## BEGIN Material provided

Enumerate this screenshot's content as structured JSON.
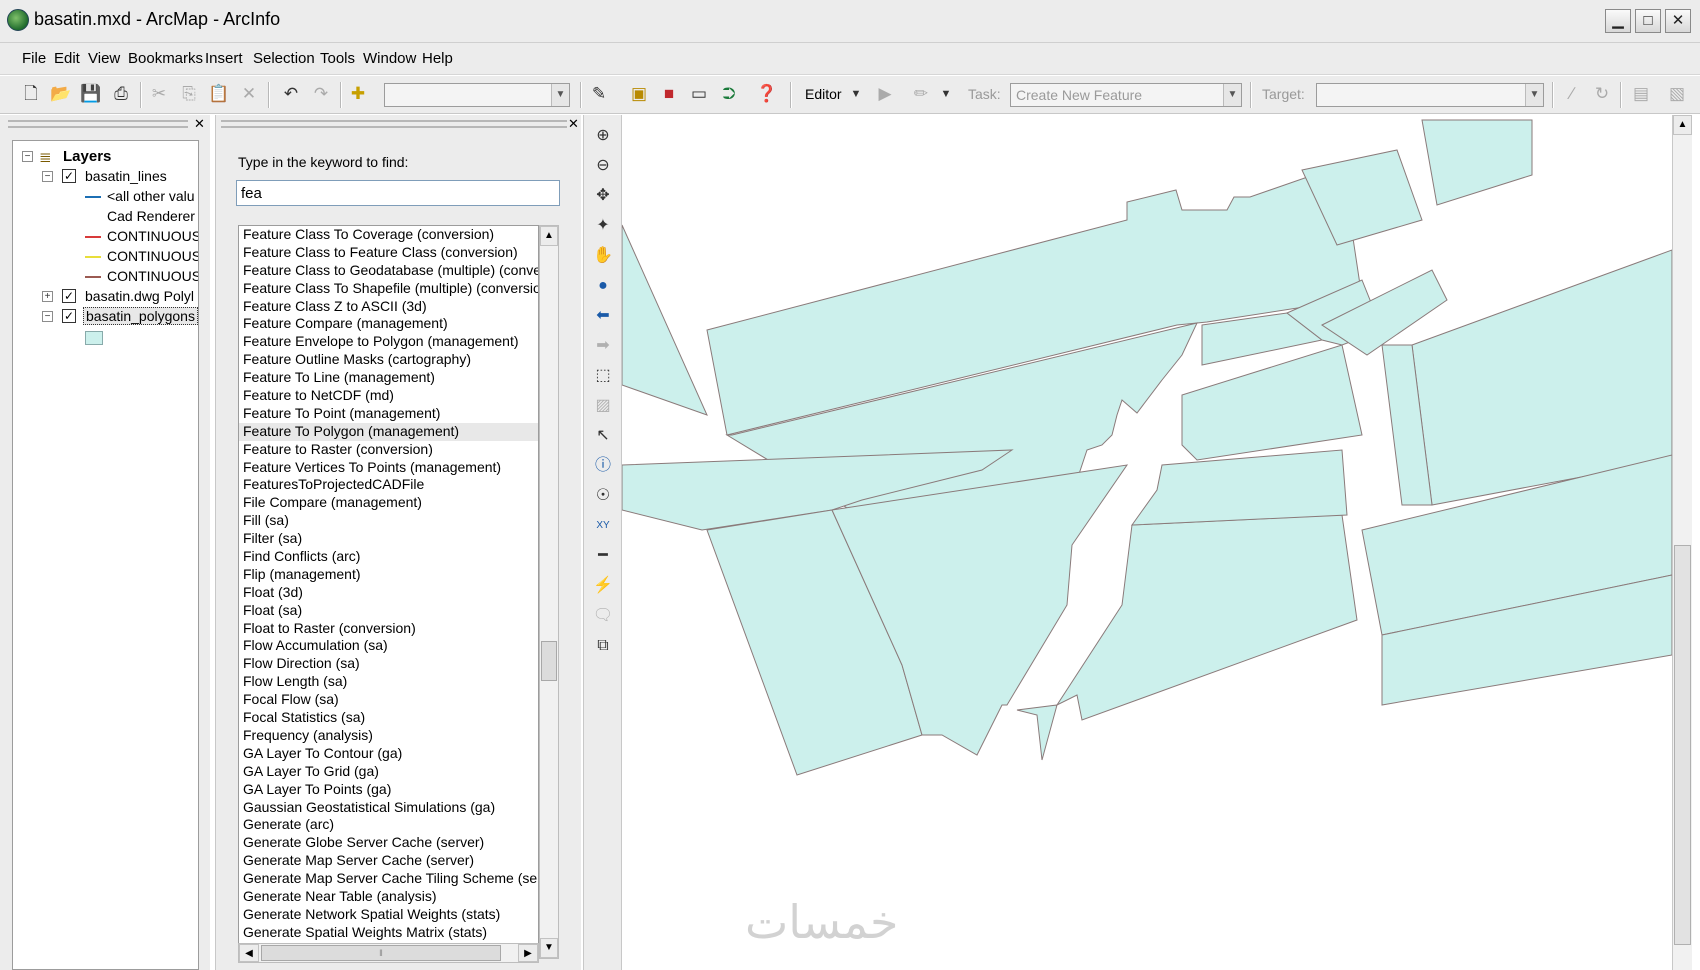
{
  "window": {
    "title": "basatin.mxd - ArcMap - ArcInfo",
    "app_icon": "arcmap-globe-icon",
    "controls": [
      "minimize",
      "maximize",
      "close"
    ]
  },
  "menu": [
    "File",
    "Edit",
    "View",
    "Bookmarks",
    "Insert",
    "Selection",
    "Tools",
    "Window",
    "Help"
  ],
  "toolbar": {
    "editor_label": "Editor",
    "task_label": "Task:",
    "task_value": "Create New Feature",
    "target_label": "Target:",
    "target_value": ""
  },
  "toc": {
    "root": "Layers",
    "layers": [
      {
        "name": "basatin_lines",
        "expanded": true,
        "checked": true
      },
      {
        "name": "<all other valu",
        "legend": "line",
        "color": "#1c6fb4"
      },
      {
        "name": "Cad Renderer",
        "legend": "none"
      },
      {
        "name": "CONTINUOUS",
        "legend": "line",
        "color": "#d83a3a"
      },
      {
        "name": "CONTINUOUS",
        "legend": "line",
        "color": "#e8de3a"
      },
      {
        "name": "CONTINUOUS",
        "legend": "line",
        "color": "#9b5a52"
      },
      {
        "name": "basatin.dwg Polyl",
        "expanded": false,
        "checked": true
      },
      {
        "name": "basatin_polygons",
        "expanded": true,
        "checked": true,
        "selected": true
      },
      {
        "name": "",
        "legend": "patch",
        "color": "#ccf0ec"
      }
    ]
  },
  "search": {
    "label": "Type in the keyword to find:",
    "query": "fea",
    "selected_index": 11,
    "results": [
      "Feature Class To Coverage (conversion)",
      "Feature Class to Feature Class (conversion)",
      "Feature Class to Geodatabase (multiple) (convers",
      "Feature Class To Shapefile (multiple) (conversion",
      "Feature Class Z to ASCII (3d)",
      "Feature Compare (management)",
      "Feature Envelope to Polygon (management)",
      "Feature Outline Masks (cartography)",
      "Feature To Line (management)",
      "Feature to NetCDF (md)",
      "Feature To Point (management)",
      "Feature To Polygon (management)",
      "Feature to Raster (conversion)",
      "Feature Vertices To Points (management)",
      "FeaturesToProjectedCADFile",
      "File Compare (management)",
      "Fill (sa)",
      "Filter (sa)",
      "Find Conflicts (arc)",
      "Flip (management)",
      "Float (3d)",
      "Float (sa)",
      "Float to Raster (conversion)",
      "Flow Accumulation (sa)",
      "Flow Direction (sa)",
      "Flow Length (sa)",
      "Focal Flow (sa)",
      "Focal Statistics (sa)",
      "Frequency (analysis)",
      "GA Layer To Contour (ga)",
      "GA Layer To Grid (ga)",
      "GA Layer To Points (ga)",
      "Gaussian Geostatistical Simulations (ga)",
      "Generate (arc)",
      "Generate Globe Server Cache (server)",
      "Generate Map Server Cache (server)",
      "Generate Map Server Cache Tiling Scheme (serv",
      "Generate Near Table (analysis)",
      "Generate Network Spatial Weights (stats)",
      "Generate Spatial Weights Matrix (stats)"
    ]
  },
  "map": {
    "polygon_fill": "#ccf0ec",
    "polygon_stroke": "#8a7a7a",
    "watermark": "خمسات"
  }
}
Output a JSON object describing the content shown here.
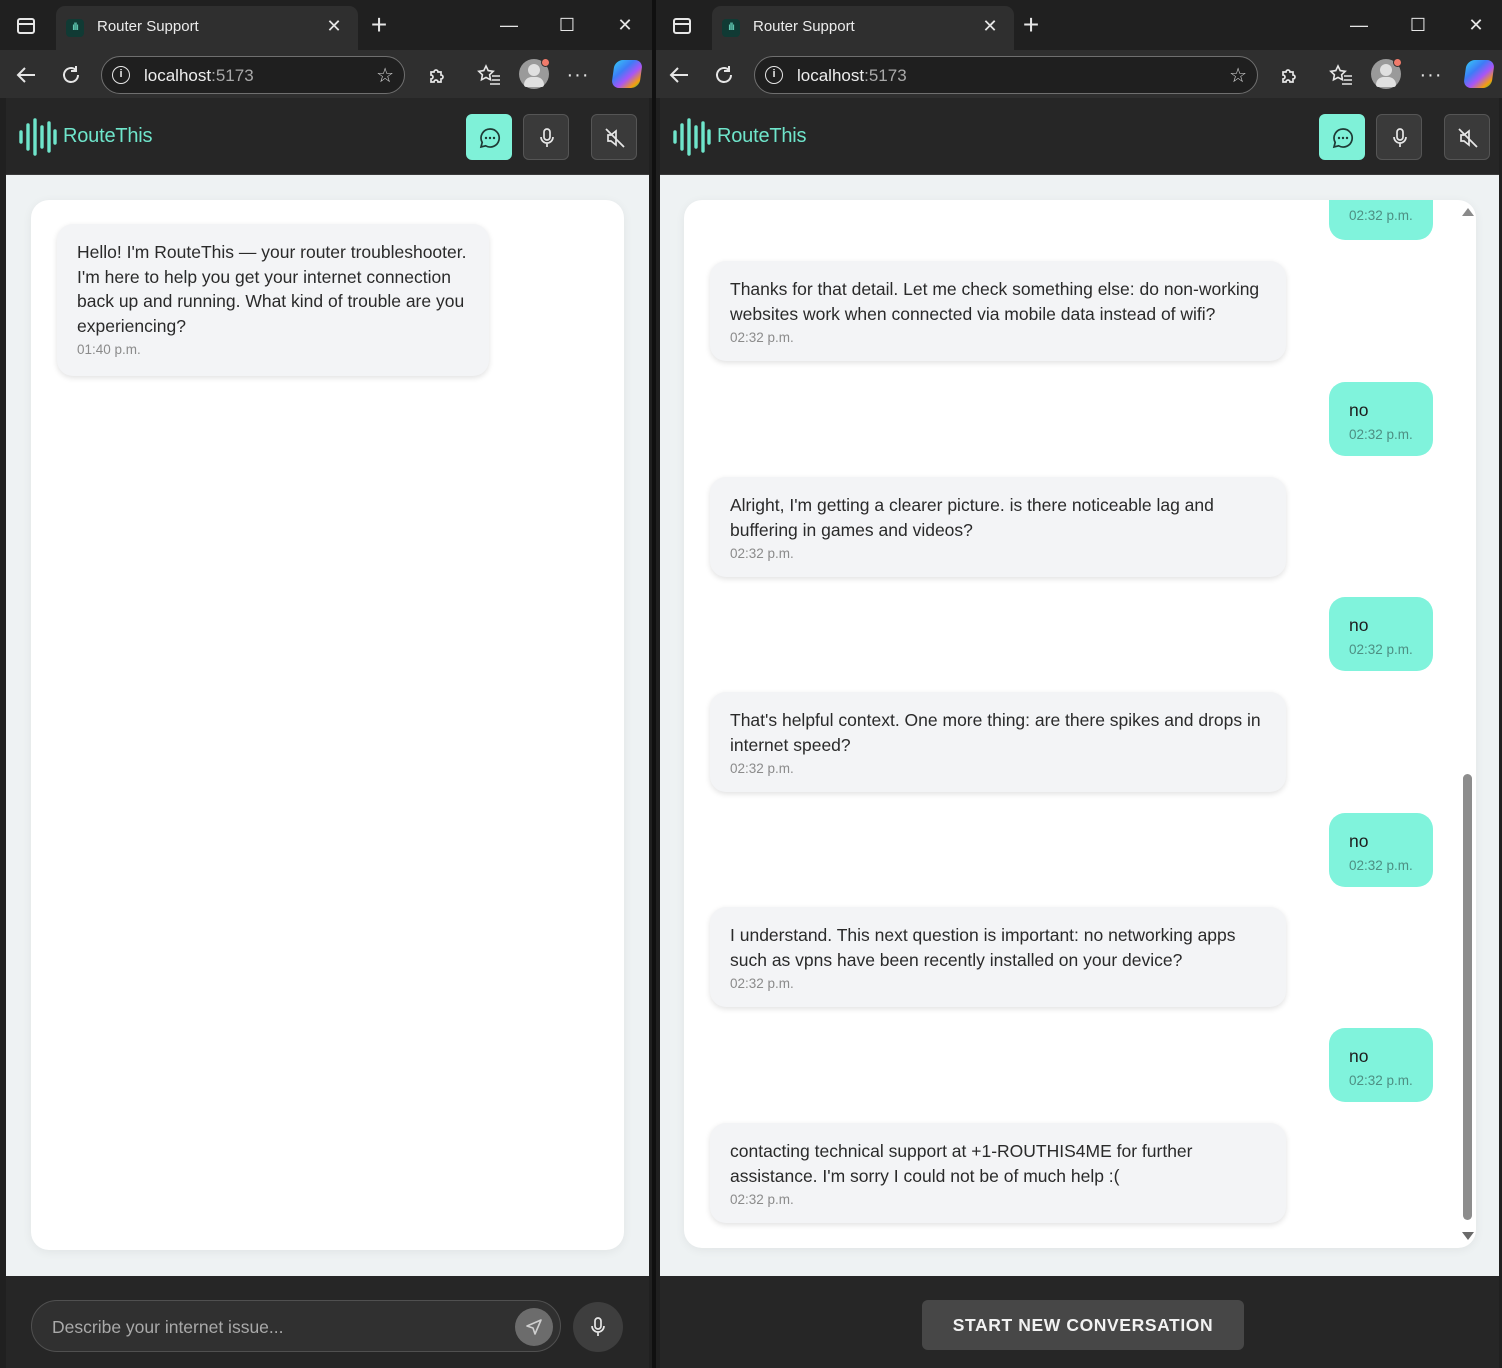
{
  "colors": {
    "accent": "#7ff1d8",
    "brand_text": "#6fe5cb",
    "user_bubble": "#80f3dc",
    "bot_bubble": "#f3f4f6",
    "header_bg": "#262626"
  },
  "icons": {
    "tab_favicon": "waveform-icon",
    "back": "arrow-left-icon",
    "refresh": "refresh-icon",
    "info": "info-icon",
    "star": "star-icon",
    "extensions": "puzzle-icon",
    "favorites": "favorites-icon",
    "more": "more-icon",
    "chat": "chat-bubble-icon",
    "mic": "microphone-icon",
    "mute": "speaker-mute-icon",
    "send": "send-icon"
  },
  "browser": {
    "tab_title": "Router Support",
    "tab_favicon_glyph": "ıllı",
    "close_glyph": "✕",
    "newtab_glyph": "+",
    "minimize_glyph": "—",
    "maximize_glyph": "☐",
    "url_host": "localhost",
    "url_port": ":5173",
    "more_glyph": "···"
  },
  "app": {
    "brand": "RouteThis"
  },
  "left": {
    "messages": [
      {
        "role": "bot",
        "text": "Hello! I'm RouteThis — your router troubleshooter. I'm here to help you get your internet connection back up and running. What kind of trouble are you experiencing?",
        "time": "01:40 p.m."
      }
    ],
    "input_placeholder": "Describe your internet issue..."
  },
  "right": {
    "partial_top_time": "02:32 p.m.",
    "messages": [
      {
        "role": "bot",
        "text": "Thanks for that detail. Let me check something else: do non-working websites work when connected via mobile data instead of wifi?",
        "time": "02:32 p.m."
      },
      {
        "role": "user",
        "text": "no",
        "time": "02:32 p.m."
      },
      {
        "role": "bot",
        "text": "Alright, I'm getting a clearer picture. is there noticeable lag and buffering in games and videos?",
        "time": "02:32 p.m."
      },
      {
        "role": "user",
        "text": "no",
        "time": "02:32 p.m."
      },
      {
        "role": "bot",
        "text": "That's helpful context. One more thing: are there spikes and drops in internet speed?",
        "time": "02:32 p.m."
      },
      {
        "role": "user",
        "text": "no",
        "time": "02:32 p.m."
      },
      {
        "role": "bot",
        "text": "I understand. This next question is important: no networking apps such as vpns have been recently installed on your device?",
        "time": "02:32 p.m."
      },
      {
        "role": "user",
        "text": "no",
        "time": "02:32 p.m."
      },
      {
        "role": "bot",
        "text": "contacting technical support at +1-ROUTHIS4ME for further assistance. I'm sorry I could not be of much help :(",
        "time": "02:32 p.m."
      }
    ],
    "new_conversation_label": "START NEW CONVERSATION"
  }
}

## END Material provided

◆ **The request**: Repeat each entry exactly. Pictures do not belong in the copy.

◆ **Completed task**:
Enumerate this screenshot's content as structured JSON.
{
  "window": {
    "title": "basatin.mxd - ArcMap - ArcInfo",
    "app_icon": "arcmap-globe-icon",
    "controls": [
      "minimize",
      "maximize",
      "close"
    ]
  },
  "menu": [
    "File",
    "Edit",
    "View",
    "Bookmarks",
    "Insert",
    "Selection",
    "Tools",
    "Window",
    "Help"
  ],
  "toolbar": {
    "editor_label": "Editor",
    "task_label": "Task:",
    "task_value": "Create New Feature",
    "target_label": "Target:",
    "target_value": ""
  },
  "toc": {
    "root": "Layers",
    "layers": [
      {
        "name": "basatin_lines",
        "expanded": true,
        "checked": true
      },
      {
        "name": "<all other valu",
        "legend": "line",
        "color": "#1c6fb4"
      },
      {
        "name": "Cad Renderer",
        "legend": "none"
      },
      {
        "name": "CONTINUOUS",
        "legend": "line",
        "color": "#d83a3a"
      },
      {
        "name": "CONTINUOUS",
        "legend": "line",
        "color": "#e8de3a"
      },
      {
        "name": "CONTINUOUS",
        "legend": "line",
        "color": "#9b5a52"
      },
      {
        "name": "basatin.dwg Polyl",
        "expanded": false,
        "checked": true
      },
      {
        "name": "basatin_polygons",
        "expanded": true,
        "checked": true,
        "selected": true
      },
      {
        "name": "",
        "legend": "patch",
        "color": "#ccf0ec"
      }
    ]
  },
  "search": {
    "label": "Type in the keyword to find:",
    "query": "fea",
    "selected_index": 11,
    "results": [
      "Feature Class To Coverage (conversion)",
      "Feature Class to Feature Class (conversion)",
      "Feature Class to Geodatabase (multiple) (convers",
      "Feature Class To Shapefile (multiple) (conversion",
      "Feature Class Z to ASCII (3d)",
      "Feature Compare (management)",
      "Feature Envelope to Polygon (management)",
      "Feature Outline Masks (cartography)",
      "Feature To Line (management)",
      "Feature to NetCDF (md)",
      "Feature To Point (management)",
      "Feature To Polygon (management)",
      "Feature to Raster (conversion)",
      "Feature Vertices To Points (management)",
      "FeaturesToProjectedCADFile",
      "File Compare (management)",
      "Fill (sa)",
      "Filter (sa)",
      "Find Conflicts (arc)",
      "Flip (management)",
      "Float (3d)",
      "Float (sa)",
      "Float to Raster (conversion)",
      "Flow Accumulation (sa)",
      "Flow Direction (sa)",
      "Flow Length (sa)",
      "Focal Flow (sa)",
      "Focal Statistics (sa)",
      "Frequency (analysis)",
      "GA Layer To Contour (ga)",
      "GA Layer To Grid (ga)",
      "GA Layer To Points (ga)",
      "Gaussian Geostatistical Simulations (ga)",
      "Generate (arc)",
      "Generate Globe Server Cache (server)",
      "Generate Map Server Cache (server)",
      "Generate Map Server Cache Tiling Scheme (serv",
      "Generate Near Table (analysis)",
      "Generate Network Spatial Weights (stats)",
      "Generate Spatial Weights Matrix (stats)"
    ]
  },
  "map": {
    "polygon_fill": "#ccf0ec",
    "polygon_stroke": "#8a7a7a",
    "watermark": "خمسات"
  }
}
Output a JSON object describing the content shown here.
{
  "colors": {
    "accent": "#7ff1d8",
    "brand_text": "#6fe5cb",
    "user_bubble": "#80f3dc",
    "bot_bubble": "#f3f4f6",
    "header_bg": "#262626"
  },
  "icons": {
    "tab_favicon": "waveform-icon",
    "back": "arrow-left-icon",
    "refresh": "refresh-icon",
    "info": "info-icon",
    "star": "star-icon",
    "extensions": "puzzle-icon",
    "favorites": "favorites-icon",
    "more": "more-icon",
    "chat": "chat-bubble-icon",
    "mic": "microphone-icon",
    "mute": "speaker-mute-icon",
    "send": "send-icon"
  },
  "browser": {
    "tab_title": "Router Support",
    "tab_favicon_glyph": "ıllı",
    "close_glyph": "✕",
    "newtab_glyph": "+",
    "minimize_glyph": "—",
    "maximize_glyph": "☐",
    "url_host": "localhost",
    "url_port": ":5173",
    "more_glyph": "···"
  },
  "app": {
    "brand": "RouteThis"
  },
  "left": {
    "messages": [
      {
        "role": "bot",
        "text": "Hello! I'm RouteThis — your router troubleshooter. I'm here to help you get your internet connection back up and running. What kind of trouble are you experiencing?",
        "time": "01:40 p.m."
      }
    ],
    "input_placeholder": "Describe your internet issue..."
  },
  "right": {
    "partial_top_time": "02:32 p.m.",
    "messages": [
      {
        "role": "bot",
        "text": "Thanks for that detail. Let me check something else: do non-working websites work when connected via mobile data instead of wifi?",
        "time": "02:32 p.m."
      },
      {
        "role": "user",
        "text": "no",
        "time": "02:32 p.m."
      },
      {
        "role": "bot",
        "text": "Alright, I'm getting a clearer picture. is there noticeable lag and buffering in games and videos?",
        "time": "02:32 p.m."
      },
      {
        "role": "user",
        "text": "no",
        "time": "02:32 p.m."
      },
      {
        "role": "bot",
        "text": "That's helpful context. One more thing: are there spikes and drops in internet speed?",
        "time": "02:32 p.m."
      },
      {
        "role": "user",
        "text": "no",
        "time": "02:32 p.m."
      },
      {
        "role": "bot",
        "text": "I understand. This next question is important: no networking apps such as vpns have been recently installed on your device?",
        "time": "02:32 p.m."
      },
      {
        "role": "user",
        "text": "no",
        "time": "02:32 p.m."
      },
      {
        "role": "bot",
        "text": "contacting technical support at +1-ROUTHIS4ME for further assistance. I'm sorry I could not be of much help :(",
        "time": "02:32 p.m."
      }
    ],
    "new_conversation_label": "START NEW CONVERSATION"
  }
}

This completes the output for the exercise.